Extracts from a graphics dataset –
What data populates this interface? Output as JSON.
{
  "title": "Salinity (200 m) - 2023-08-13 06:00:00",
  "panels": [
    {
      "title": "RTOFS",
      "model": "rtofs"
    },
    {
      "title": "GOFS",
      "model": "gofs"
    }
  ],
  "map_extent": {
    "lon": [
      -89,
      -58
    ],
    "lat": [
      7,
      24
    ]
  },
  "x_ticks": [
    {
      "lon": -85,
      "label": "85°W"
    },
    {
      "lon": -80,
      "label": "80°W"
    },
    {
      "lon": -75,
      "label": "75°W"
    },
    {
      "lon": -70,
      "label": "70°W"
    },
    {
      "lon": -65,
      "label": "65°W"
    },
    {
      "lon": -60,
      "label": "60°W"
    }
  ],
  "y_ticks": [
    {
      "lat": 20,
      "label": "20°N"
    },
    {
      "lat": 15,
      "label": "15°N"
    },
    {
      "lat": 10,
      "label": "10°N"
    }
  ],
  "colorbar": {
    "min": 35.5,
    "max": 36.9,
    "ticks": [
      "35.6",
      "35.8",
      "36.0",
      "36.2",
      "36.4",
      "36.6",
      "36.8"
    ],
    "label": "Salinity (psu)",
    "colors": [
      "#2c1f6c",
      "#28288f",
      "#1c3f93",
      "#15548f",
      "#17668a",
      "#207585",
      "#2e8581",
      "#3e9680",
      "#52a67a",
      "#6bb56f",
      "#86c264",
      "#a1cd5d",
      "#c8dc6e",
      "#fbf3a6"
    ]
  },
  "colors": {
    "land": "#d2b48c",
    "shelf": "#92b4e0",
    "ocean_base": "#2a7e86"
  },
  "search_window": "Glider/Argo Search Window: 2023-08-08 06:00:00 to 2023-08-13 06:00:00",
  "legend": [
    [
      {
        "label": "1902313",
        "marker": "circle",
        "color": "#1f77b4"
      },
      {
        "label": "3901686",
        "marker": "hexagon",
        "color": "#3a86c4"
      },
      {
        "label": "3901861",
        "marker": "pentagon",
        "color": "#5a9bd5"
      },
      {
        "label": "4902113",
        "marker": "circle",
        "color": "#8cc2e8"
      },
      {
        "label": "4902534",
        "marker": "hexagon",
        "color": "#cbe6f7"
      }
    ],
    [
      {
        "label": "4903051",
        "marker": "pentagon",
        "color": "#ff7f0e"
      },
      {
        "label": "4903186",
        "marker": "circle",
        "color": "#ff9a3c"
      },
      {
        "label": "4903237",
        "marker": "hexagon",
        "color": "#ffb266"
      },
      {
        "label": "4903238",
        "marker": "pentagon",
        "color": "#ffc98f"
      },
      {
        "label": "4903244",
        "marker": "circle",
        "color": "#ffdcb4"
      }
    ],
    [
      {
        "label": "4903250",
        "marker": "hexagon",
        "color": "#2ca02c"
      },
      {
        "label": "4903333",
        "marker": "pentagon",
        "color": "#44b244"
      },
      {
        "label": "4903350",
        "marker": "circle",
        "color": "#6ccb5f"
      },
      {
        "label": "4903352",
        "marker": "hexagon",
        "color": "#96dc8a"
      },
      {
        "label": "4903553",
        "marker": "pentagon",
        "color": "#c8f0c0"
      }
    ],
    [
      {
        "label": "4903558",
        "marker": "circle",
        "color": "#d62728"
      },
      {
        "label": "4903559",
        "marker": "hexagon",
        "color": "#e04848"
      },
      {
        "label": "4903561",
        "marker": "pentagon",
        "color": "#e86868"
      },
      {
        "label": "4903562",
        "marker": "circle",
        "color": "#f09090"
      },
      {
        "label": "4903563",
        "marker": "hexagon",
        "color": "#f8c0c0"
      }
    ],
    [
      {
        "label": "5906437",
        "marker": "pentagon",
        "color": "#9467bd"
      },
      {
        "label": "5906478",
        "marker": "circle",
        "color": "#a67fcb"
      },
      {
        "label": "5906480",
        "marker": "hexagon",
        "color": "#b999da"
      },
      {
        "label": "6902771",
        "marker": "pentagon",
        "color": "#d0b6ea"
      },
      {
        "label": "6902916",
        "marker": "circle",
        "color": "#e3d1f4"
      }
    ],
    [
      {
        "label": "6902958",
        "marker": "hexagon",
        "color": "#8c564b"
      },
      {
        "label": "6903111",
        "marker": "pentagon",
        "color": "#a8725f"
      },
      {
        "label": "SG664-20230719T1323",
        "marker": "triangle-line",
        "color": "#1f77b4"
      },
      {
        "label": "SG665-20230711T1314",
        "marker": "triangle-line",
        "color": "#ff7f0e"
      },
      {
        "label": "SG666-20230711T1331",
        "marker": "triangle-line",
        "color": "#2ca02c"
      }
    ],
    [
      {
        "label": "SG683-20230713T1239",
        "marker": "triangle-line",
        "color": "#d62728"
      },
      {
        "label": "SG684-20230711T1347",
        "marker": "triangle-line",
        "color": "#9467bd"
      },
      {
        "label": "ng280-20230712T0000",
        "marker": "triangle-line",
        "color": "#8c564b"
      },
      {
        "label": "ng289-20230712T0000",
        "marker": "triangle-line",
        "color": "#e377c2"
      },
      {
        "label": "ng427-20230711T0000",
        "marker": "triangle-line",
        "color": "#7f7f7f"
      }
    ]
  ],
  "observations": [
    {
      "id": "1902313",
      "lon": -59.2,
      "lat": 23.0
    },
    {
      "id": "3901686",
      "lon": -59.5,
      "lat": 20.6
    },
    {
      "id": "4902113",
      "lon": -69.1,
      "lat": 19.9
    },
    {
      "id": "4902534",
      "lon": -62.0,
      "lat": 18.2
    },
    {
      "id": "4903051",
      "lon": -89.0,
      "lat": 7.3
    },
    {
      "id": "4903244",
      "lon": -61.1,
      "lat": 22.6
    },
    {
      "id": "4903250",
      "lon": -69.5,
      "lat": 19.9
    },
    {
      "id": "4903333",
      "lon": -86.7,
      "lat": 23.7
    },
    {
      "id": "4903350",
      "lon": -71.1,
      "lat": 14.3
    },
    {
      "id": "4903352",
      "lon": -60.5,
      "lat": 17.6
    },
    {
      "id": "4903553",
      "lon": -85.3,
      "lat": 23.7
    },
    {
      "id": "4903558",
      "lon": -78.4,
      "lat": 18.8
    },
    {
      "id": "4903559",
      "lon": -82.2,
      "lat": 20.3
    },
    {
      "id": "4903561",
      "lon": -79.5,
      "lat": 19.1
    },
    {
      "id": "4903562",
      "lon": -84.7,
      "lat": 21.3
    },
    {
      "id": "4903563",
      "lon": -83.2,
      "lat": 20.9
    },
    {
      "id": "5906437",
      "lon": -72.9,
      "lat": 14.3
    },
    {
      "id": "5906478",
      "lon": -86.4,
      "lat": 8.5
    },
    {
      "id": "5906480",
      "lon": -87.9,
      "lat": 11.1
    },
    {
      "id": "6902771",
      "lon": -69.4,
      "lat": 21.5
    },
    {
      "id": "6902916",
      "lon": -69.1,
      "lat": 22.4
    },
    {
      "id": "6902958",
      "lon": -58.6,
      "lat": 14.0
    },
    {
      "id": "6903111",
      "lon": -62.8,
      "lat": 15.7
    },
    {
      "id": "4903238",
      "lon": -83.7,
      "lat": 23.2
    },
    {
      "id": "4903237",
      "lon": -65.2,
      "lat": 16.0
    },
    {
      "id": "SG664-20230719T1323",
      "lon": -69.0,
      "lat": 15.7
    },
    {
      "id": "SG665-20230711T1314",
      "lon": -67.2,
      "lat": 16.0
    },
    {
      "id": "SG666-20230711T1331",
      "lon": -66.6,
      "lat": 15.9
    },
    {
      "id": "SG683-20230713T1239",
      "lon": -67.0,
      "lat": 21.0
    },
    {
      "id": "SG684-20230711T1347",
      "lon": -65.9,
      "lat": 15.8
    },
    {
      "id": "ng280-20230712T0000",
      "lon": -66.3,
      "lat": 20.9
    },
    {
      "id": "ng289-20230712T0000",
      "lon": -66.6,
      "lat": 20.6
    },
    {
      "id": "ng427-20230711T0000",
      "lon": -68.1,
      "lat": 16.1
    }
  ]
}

WRITTEN REQUEST –
Give only the number of lines in the material above that hold the word "Salinity".

RESPONSE TO THE EXERCISE –
2